Dataset rows
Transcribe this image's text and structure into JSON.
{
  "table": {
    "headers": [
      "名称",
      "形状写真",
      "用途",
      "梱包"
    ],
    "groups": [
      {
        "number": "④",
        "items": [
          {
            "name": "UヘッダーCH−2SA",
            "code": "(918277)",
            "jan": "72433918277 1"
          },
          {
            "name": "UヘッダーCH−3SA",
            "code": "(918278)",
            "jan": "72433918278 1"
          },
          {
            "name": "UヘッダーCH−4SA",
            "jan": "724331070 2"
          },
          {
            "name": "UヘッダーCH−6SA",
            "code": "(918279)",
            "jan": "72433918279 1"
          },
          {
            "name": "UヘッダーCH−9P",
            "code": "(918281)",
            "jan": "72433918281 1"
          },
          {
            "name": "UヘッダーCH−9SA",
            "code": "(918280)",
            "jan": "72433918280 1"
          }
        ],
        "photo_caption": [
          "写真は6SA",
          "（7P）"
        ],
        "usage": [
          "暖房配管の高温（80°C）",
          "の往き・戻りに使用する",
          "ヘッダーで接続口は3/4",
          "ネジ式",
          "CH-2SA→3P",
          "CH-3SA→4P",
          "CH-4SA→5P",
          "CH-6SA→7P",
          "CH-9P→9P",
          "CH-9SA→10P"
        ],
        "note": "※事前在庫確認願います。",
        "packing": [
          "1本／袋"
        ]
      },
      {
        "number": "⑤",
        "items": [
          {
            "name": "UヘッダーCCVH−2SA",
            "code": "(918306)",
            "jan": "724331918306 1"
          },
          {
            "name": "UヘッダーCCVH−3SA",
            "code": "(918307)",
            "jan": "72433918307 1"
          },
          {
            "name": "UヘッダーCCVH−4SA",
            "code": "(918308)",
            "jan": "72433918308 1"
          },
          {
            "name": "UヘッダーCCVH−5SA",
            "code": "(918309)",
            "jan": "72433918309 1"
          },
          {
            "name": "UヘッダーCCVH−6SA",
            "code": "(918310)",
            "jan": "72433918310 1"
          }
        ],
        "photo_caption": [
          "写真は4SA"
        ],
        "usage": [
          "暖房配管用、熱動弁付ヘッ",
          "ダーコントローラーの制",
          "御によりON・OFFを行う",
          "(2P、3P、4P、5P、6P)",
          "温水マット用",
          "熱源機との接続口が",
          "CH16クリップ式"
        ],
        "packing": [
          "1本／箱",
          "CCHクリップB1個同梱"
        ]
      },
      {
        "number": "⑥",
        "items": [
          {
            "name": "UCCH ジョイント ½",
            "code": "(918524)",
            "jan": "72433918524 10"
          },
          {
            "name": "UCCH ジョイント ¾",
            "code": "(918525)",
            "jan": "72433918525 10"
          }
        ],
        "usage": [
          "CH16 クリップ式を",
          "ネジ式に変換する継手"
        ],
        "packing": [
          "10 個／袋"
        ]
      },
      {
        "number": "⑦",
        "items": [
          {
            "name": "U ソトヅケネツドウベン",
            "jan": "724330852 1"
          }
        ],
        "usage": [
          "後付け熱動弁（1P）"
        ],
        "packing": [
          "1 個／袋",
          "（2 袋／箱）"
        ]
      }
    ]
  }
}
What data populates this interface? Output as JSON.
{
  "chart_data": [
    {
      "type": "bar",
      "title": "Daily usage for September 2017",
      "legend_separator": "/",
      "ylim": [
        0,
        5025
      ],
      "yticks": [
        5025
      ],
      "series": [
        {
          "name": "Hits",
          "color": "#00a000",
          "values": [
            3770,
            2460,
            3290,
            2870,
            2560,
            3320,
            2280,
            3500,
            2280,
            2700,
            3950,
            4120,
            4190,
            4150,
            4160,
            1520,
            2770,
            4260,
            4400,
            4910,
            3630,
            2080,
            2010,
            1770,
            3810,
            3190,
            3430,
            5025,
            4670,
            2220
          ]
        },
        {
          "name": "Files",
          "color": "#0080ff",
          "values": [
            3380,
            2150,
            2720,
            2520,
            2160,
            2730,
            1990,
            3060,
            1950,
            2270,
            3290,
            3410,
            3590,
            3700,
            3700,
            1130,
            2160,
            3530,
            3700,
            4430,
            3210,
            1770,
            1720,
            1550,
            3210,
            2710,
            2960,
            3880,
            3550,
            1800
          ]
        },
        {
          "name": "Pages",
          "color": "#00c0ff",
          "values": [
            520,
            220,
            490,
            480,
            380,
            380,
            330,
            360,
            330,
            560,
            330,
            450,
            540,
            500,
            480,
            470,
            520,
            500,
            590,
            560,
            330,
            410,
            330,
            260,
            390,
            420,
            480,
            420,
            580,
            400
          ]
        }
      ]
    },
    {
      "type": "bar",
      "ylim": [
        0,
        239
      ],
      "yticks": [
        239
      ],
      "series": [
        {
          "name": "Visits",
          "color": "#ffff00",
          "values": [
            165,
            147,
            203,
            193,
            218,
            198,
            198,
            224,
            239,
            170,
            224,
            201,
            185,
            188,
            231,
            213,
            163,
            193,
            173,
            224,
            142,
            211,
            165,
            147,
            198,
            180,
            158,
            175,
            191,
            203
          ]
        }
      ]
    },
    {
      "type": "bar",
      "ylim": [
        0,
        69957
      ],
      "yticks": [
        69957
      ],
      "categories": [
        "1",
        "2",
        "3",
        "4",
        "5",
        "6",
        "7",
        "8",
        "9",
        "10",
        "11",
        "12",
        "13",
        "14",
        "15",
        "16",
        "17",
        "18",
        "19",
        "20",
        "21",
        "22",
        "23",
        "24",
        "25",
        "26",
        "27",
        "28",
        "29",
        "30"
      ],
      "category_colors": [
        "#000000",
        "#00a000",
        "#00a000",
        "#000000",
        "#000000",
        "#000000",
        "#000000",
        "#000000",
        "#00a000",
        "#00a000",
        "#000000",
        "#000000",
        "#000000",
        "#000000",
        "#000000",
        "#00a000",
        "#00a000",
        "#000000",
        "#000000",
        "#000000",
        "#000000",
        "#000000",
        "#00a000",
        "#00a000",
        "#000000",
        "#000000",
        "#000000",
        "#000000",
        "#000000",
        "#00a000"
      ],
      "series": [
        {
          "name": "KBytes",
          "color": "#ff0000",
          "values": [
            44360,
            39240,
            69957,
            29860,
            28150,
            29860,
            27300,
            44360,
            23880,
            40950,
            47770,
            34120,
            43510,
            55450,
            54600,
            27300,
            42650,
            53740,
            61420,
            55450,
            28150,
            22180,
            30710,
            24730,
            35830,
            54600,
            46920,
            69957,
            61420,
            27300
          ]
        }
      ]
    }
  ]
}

[EXERCISE DESCRIPTION]
Give all the entries again exactly; leave none out.

[WRITTEN SOLUTION]
Transcribe this image's text and structure into JSON.
{
  "table": {
    "headers": [
      "名称",
      "形状写真",
      "用途",
      "梱包"
    ],
    "groups": [
      {
        "number": "④",
        "items": [
          {
            "name": "UヘッダーCH−2SA",
            "code": "(918277)",
            "jan": "72433918277 1"
          },
          {
            "name": "UヘッダーCH−3SA",
            "code": "(918278)",
            "jan": "72433918278 1"
          },
          {
            "name": "UヘッダーCH−4SA",
            "jan": "724331070 2"
          },
          {
            "name": "UヘッダーCH−6SA",
            "code": "(918279)",
            "jan": "72433918279 1"
          },
          {
            "name": "UヘッダーCH−9P",
            "code": "(918281)",
            "jan": "72433918281 1"
          },
          {
            "name": "UヘッダーCH−9SA",
            "code": "(918280)",
            "jan": "72433918280 1"
          }
        ],
        "photo_caption": [
          "写真は6SA",
          "（7P）"
        ],
        "usage": [
          "暖房配管の高温（80°C）",
          "の往き・戻りに使用する",
          "ヘッダーで接続口は3/4",
          "ネジ式",
          "CH-2SA→3P",
          "CH-3SA→4P",
          "CH-4SA→5P",
          "CH-6SA→7P",
          "CH-9P→9P",
          "CH-9SA→10P"
        ],
        "note": "※事前在庫確認願います。",
        "packing": [
          "1本／袋"
        ]
      },
      {
        "number": "⑤",
        "items": [
          {
            "name": "UヘッダーCCVH−2SA",
            "code": "(918306)",
            "jan": "724331918306 1"
          },
          {
            "name": "UヘッダーCCVH−3SA",
            "code": "(918307)",
            "jan": "72433918307 1"
          },
          {
            "name": "UヘッダーCCVH−4SA",
            "code": "(918308)",
            "jan": "72433918308 1"
          },
          {
            "name": "UヘッダーCCVH−5SA",
            "code": "(918309)",
            "jan": "72433918309 1"
          },
          {
            "name": "UヘッダーCCVH−6SA",
            "code": "(918310)",
            "jan": "72433918310 1"
          }
        ],
        "photo_caption": [
          "写真は4SA"
        ],
        "usage": [
          "暖房配管用、熱動弁付ヘッ",
          "ダーコントローラーの制",
          "御によりON・OFFを行う",
          "(2P、3P、4P、5P、6P)",
          "温水マット用",
          "熱源機との接続口が",
          "CH16クリップ式"
        ],
        "packing": [
          "1本／箱",
          "CCHクリップB1個同梱"
        ]
      },
      {
        "number": "⑥",
        "items": [
          {
            "name": "UCCH ジョイント ½",
            "code": "(918524)",
            "jan": "72433918524 10"
          },
          {
            "name": "UCCH ジョイント ¾",
            "code": "(918525)",
            "jan": "72433918525 10"
          }
        ],
        "usage": [
          "CH16 クリップ式を",
          "ネジ式に変換する継手"
        ],
        "packing": [
          "10 個／袋"
        ]
      },
      {
        "number": "⑦",
        "items": [
          {
            "name": "U ソトヅケネツドウベン",
            "jan": "724330852 1"
          }
        ],
        "usage": [
          "後付け熱動弁（1P）"
        ],
        "packing": [
          "1 個／袋",
          "（2 袋／箱）"
        ]
      }
    ]
  }
}
What data populates this interface? Output as JSON.
{
  "chart_data": [
    {
      "type": "bar",
      "title": "Daily usage for September 2017",
      "legend_separator": "/",
      "ylim": [
        0,
        5025
      ],
      "yticks": [
        5025
      ],
      "series": [
        {
          "name": "Hits",
          "color": "#00a000",
          "values": [
            3770,
            2460,
            3290,
            2870,
            2560,
            3320,
            2280,
            3500,
            2280,
            2700,
            3950,
            4120,
            4190,
            4150,
            4160,
            1520,
            2770,
            4260,
            4400,
            4910,
            3630,
            2080,
            2010,
            1770,
            3810,
            3190,
            3430,
            5025,
            4670,
            2220
          ]
        },
        {
          "name": "Files",
          "color": "#0080ff",
          "values": [
            3380,
            2150,
            2720,
            2520,
            2160,
            2730,
            1990,
            3060,
            1950,
            2270,
            3290,
            3410,
            3590,
            3700,
            3700,
            1130,
            2160,
            3530,
            3700,
            4430,
            3210,
            1770,
            1720,
            1550,
            3210,
            2710,
            2960,
            3880,
            3550,
            1800
          ]
        },
        {
          "name": "Pages",
          "color": "#00c0ff",
          "values": [
            520,
            220,
            490,
            480,
            380,
            380,
            330,
            360,
            330,
            560,
            330,
            450,
            540,
            500,
            480,
            470,
            520,
            500,
            590,
            560,
            330,
            410,
            330,
            260,
            390,
            420,
            480,
            420,
            580,
            400
          ]
        }
      ]
    },
    {
      "type": "bar",
      "ylim": [
        0,
        239
      ],
      "yticks": [
        239
      ],
      "series": [
        {
          "name": "Visits",
          "color": "#ffff00",
          "values": [
            165,
            147,
            203,
            193,
            218,
            198,
            198,
            224,
            239,
            170,
            224,
            201,
            185,
            188,
            231,
            213,
            163,
            193,
            173,
            224,
            142,
            211,
            165,
            147,
            198,
            180,
            158,
            175,
            191,
            203
          ]
        }
      ]
    },
    {
      "type": "bar",
      "ylim": [
        0,
        69957
      ],
      "yticks": [
        69957
      ],
      "categories": [
        "1",
        "2",
        "3",
        "4",
        "5",
        "6",
        "7",
        "8",
        "9",
        "10",
        "11",
        "12",
        "13",
        "14",
        "15",
        "16",
        "17",
        "18",
        "19",
        "20",
        "21",
        "22",
        "23",
        "24",
        "25",
        "26",
        "27",
        "28",
        "29",
        "30"
      ],
      "category_colors": [
        "#000000",
        "#00a000",
        "#00a000",
        "#000000",
        "#000000",
        "#000000",
        "#000000",
        "#000000",
        "#00a000",
        "#00a000",
        "#000000",
        "#000000",
        "#000000",
        "#000000",
        "#000000",
        "#00a000",
        "#00a000",
        "#000000",
        "#000000",
        "#000000",
        "#000000",
        "#000000",
        "#00a000",
        "#00a000",
        "#000000",
        "#000000",
        "#000000",
        "#000000",
        "#000000",
        "#00a000"
      ],
      "series": [
        {
          "name": "KBytes",
          "color": "#ff0000",
          "values": [
            44360,
            39240,
            69957,
            29860,
            28150,
            29860,
            27300,
            44360,
            23880,
            40950,
            47770,
            34120,
            43510,
            55450,
            54600,
            27300,
            42650,
            53740,
            61420,
            55450,
            28150,
            22180,
            30710,
            24730,
            35830,
            54600,
            46920,
            69957,
            61420,
            27300
          ]
        }
      ]
    }
  ]
}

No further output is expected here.